*Work instructions*. Report each line of the data that has "еден" somewhere in it.

(Saved entries)
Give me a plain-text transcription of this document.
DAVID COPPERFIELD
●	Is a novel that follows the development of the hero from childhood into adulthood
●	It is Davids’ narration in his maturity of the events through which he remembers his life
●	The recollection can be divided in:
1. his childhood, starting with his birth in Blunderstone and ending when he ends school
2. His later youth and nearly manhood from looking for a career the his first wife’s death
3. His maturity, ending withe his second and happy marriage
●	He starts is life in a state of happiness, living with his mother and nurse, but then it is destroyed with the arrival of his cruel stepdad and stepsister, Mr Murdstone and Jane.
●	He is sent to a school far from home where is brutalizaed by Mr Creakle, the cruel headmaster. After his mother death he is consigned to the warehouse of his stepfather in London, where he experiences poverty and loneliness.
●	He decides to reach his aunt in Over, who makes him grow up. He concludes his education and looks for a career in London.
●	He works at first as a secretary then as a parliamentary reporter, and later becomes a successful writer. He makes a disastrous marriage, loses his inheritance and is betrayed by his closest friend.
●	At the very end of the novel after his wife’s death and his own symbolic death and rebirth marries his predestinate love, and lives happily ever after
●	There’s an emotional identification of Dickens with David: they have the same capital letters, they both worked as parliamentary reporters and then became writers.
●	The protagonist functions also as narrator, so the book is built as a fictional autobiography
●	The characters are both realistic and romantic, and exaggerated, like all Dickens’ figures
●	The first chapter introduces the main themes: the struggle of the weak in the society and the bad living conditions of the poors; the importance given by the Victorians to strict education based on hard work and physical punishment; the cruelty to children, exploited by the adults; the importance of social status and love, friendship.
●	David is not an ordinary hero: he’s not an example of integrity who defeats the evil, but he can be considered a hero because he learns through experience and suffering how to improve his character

* * *

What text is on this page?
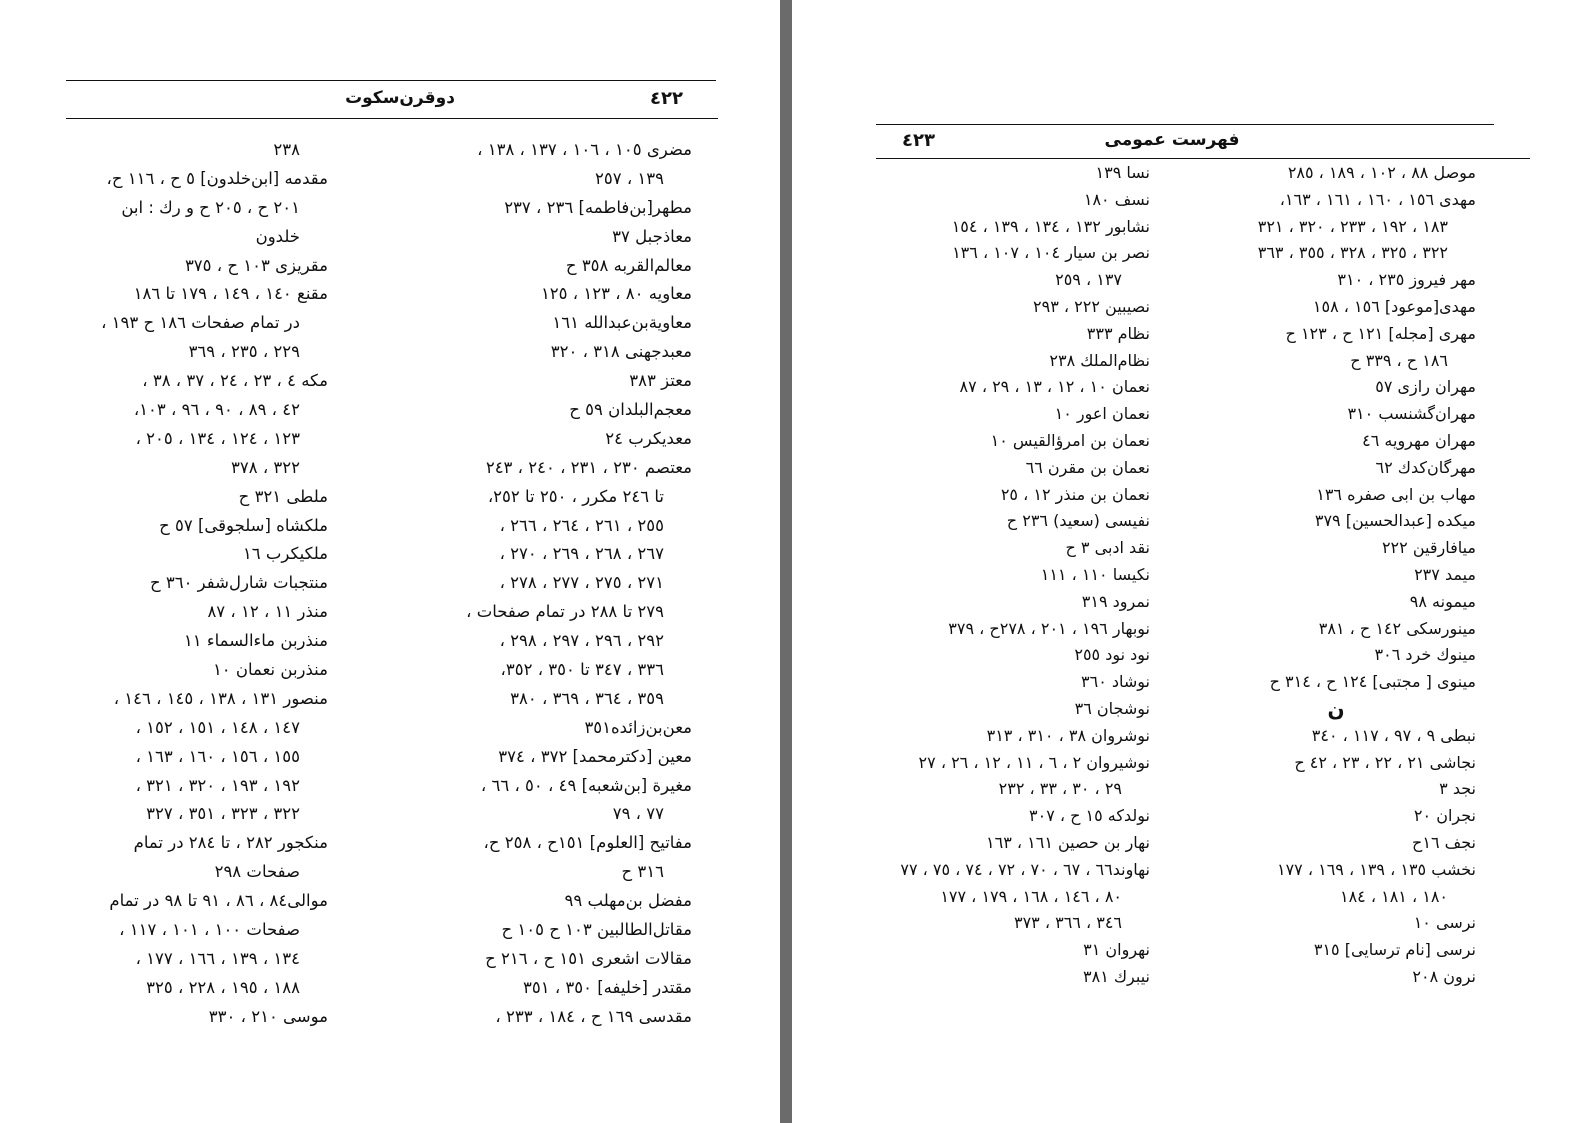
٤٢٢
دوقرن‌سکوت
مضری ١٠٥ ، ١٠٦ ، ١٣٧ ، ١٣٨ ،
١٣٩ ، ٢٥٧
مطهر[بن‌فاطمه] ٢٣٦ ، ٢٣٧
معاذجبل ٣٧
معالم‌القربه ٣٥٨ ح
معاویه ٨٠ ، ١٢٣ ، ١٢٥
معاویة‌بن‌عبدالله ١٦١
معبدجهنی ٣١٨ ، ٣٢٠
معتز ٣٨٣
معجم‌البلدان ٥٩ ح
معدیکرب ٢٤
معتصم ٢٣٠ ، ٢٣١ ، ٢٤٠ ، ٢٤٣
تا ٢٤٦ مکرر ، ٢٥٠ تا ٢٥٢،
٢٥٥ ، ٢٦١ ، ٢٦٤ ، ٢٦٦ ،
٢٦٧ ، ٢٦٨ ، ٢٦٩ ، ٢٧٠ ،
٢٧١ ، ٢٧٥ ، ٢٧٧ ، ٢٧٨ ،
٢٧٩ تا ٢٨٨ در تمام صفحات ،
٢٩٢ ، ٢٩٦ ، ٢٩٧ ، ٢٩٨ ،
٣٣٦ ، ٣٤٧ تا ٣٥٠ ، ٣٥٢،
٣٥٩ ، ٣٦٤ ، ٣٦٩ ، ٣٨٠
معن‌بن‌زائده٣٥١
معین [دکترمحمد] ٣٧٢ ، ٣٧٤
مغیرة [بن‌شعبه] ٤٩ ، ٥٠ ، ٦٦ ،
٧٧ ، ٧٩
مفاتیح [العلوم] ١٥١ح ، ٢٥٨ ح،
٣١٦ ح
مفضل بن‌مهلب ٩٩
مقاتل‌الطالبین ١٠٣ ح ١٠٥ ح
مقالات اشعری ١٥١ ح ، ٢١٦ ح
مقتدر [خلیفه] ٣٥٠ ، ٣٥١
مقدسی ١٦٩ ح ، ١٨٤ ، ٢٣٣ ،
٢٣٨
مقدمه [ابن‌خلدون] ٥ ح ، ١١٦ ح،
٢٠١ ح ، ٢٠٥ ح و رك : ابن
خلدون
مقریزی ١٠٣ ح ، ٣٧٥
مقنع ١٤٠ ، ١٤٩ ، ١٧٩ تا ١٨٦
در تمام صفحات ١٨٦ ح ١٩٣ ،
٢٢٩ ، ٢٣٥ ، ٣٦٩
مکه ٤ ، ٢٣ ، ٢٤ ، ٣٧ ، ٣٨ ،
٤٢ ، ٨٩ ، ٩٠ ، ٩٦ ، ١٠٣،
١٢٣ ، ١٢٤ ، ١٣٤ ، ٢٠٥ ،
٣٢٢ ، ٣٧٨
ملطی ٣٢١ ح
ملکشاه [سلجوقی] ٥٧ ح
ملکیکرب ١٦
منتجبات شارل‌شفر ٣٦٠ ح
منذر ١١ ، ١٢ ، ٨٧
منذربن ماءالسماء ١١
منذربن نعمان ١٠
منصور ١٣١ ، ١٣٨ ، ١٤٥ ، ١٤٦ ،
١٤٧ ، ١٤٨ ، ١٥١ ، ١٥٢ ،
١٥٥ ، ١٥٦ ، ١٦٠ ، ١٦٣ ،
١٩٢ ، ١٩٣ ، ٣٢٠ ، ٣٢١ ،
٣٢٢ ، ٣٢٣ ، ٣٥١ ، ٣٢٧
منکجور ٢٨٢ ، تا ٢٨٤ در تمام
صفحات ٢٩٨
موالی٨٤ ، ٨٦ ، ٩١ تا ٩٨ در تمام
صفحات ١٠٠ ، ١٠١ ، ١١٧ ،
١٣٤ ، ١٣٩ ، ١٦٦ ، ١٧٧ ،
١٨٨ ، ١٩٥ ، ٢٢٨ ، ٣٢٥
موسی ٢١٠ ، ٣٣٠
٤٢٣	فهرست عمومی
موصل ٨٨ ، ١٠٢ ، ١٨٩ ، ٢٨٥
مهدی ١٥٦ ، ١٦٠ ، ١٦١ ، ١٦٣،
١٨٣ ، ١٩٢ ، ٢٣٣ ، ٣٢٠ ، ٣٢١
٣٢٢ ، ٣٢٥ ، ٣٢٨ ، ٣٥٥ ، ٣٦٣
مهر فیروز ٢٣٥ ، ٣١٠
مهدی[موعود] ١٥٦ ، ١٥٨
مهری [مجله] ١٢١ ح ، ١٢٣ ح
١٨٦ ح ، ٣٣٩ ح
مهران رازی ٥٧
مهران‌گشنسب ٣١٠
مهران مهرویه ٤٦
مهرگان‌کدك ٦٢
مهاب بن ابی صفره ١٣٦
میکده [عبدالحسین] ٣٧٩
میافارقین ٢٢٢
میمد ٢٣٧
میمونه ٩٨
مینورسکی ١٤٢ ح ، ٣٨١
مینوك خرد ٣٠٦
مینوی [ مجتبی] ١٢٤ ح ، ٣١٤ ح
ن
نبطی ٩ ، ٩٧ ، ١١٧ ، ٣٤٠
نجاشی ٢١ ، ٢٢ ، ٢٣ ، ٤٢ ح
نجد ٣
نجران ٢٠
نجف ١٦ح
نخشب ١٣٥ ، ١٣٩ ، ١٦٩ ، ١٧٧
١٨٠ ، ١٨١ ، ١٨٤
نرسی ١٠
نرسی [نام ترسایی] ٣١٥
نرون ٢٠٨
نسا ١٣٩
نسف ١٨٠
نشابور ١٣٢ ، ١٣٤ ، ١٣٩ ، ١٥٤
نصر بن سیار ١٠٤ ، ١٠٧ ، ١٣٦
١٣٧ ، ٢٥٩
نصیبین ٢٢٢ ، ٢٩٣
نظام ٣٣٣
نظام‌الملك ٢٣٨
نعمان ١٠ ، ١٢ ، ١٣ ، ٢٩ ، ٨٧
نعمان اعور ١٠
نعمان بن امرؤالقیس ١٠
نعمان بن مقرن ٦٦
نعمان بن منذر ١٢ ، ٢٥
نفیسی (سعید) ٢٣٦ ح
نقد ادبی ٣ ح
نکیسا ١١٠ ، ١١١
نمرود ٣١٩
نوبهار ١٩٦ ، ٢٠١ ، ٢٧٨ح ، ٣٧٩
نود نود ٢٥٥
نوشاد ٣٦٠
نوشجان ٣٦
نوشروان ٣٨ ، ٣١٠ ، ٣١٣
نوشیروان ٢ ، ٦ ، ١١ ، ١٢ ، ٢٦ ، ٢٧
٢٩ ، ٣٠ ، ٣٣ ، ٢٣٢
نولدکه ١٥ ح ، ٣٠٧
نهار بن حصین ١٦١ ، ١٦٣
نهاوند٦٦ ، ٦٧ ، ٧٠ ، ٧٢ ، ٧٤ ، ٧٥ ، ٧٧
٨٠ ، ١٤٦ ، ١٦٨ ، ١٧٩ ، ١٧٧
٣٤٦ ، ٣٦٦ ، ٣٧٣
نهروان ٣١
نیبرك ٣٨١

==

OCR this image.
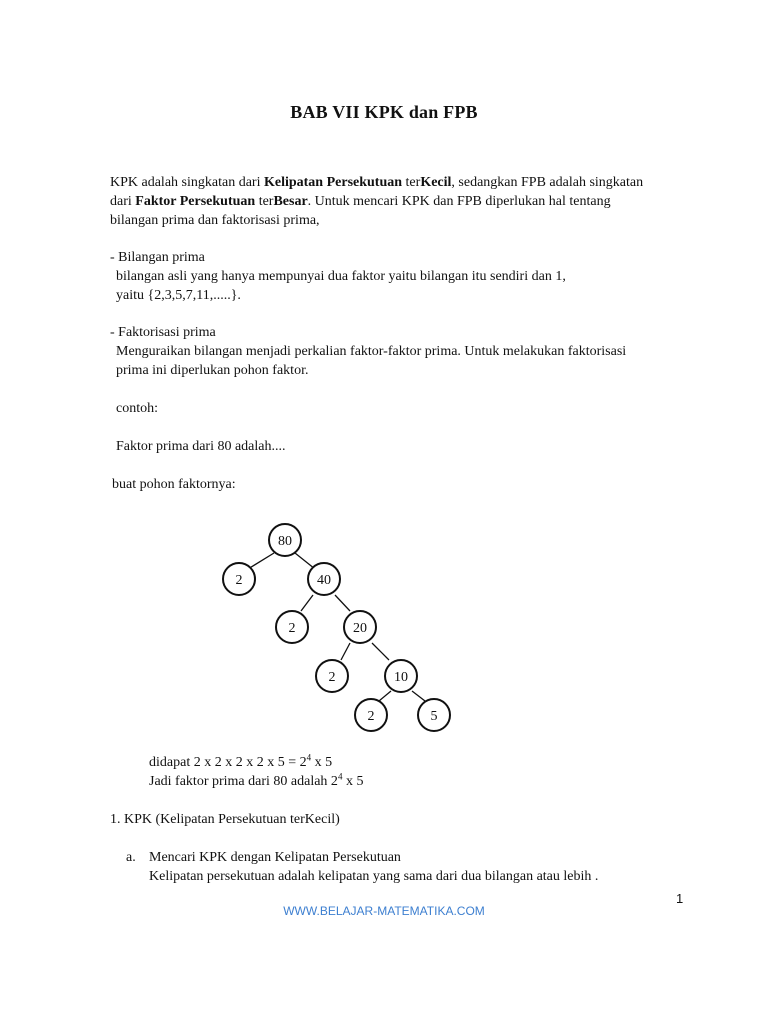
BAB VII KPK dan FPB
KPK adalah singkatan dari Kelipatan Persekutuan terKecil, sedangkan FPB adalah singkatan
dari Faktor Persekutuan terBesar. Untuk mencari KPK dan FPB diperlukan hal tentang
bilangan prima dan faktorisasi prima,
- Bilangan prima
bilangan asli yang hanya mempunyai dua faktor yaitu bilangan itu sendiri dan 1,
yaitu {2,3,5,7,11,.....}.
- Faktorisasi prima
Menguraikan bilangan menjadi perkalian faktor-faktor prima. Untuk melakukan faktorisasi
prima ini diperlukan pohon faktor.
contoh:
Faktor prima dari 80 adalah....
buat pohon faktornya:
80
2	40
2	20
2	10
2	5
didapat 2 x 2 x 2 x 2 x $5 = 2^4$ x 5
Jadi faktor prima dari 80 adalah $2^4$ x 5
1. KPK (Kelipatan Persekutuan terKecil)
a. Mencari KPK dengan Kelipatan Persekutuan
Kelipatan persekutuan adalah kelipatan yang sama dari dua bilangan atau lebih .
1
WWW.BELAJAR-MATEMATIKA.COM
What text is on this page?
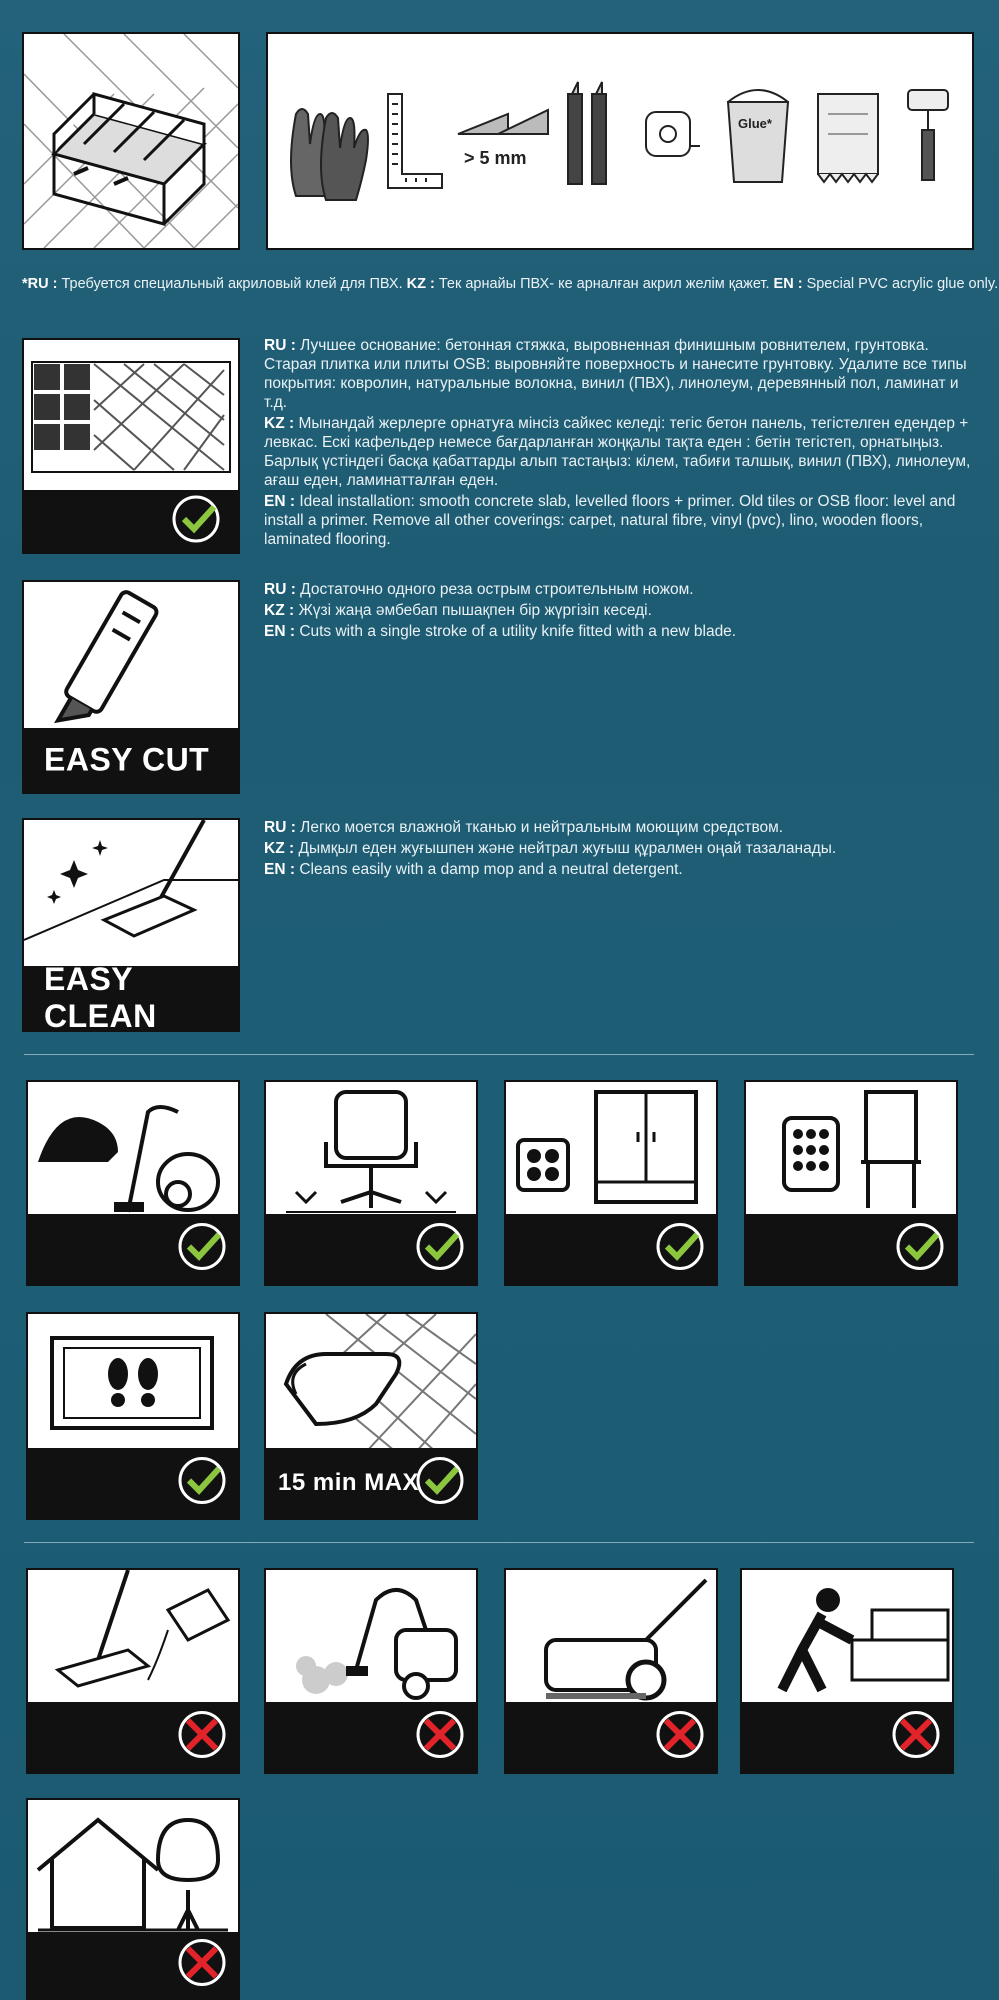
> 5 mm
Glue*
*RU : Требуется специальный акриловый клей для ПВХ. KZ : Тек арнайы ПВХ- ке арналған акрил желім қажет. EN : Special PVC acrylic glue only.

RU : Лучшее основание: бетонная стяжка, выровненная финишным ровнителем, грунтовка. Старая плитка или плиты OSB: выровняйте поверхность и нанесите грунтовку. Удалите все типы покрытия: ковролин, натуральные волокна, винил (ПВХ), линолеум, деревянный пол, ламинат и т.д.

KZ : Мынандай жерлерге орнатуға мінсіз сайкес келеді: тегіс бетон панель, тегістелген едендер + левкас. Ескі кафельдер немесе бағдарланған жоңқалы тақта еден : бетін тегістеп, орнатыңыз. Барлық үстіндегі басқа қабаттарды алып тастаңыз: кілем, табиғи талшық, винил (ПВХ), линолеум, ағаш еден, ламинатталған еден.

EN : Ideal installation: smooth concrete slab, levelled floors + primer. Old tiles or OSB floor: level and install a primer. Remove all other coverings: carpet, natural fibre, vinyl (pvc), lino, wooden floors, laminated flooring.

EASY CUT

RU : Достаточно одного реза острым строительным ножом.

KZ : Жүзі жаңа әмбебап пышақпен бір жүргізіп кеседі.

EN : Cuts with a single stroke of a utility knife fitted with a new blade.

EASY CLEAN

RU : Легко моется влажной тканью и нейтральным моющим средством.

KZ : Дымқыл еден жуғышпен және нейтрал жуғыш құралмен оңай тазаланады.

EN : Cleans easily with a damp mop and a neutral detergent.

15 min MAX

*Response below*.
KZ : Мынандай жерлерге орнатуға мінсіз сайкес келеді: тегіс бетон панель, тегістелген едендер + левкас. Ескі кафельдер немесе бағдарланған жоңқалы тақта еден : бетін тегістеп, орнатыңыз. Барлық үстіндегі басқа қабаттарды алып тастаңыз: кілем, табиғи талшық, винил (ПВХ), линолеум, ағаш еден, ламинатталған еден.
KZ : Дымқыл еден жуғышпен және нейтрал жуғыш құралмен оңай тазаланады.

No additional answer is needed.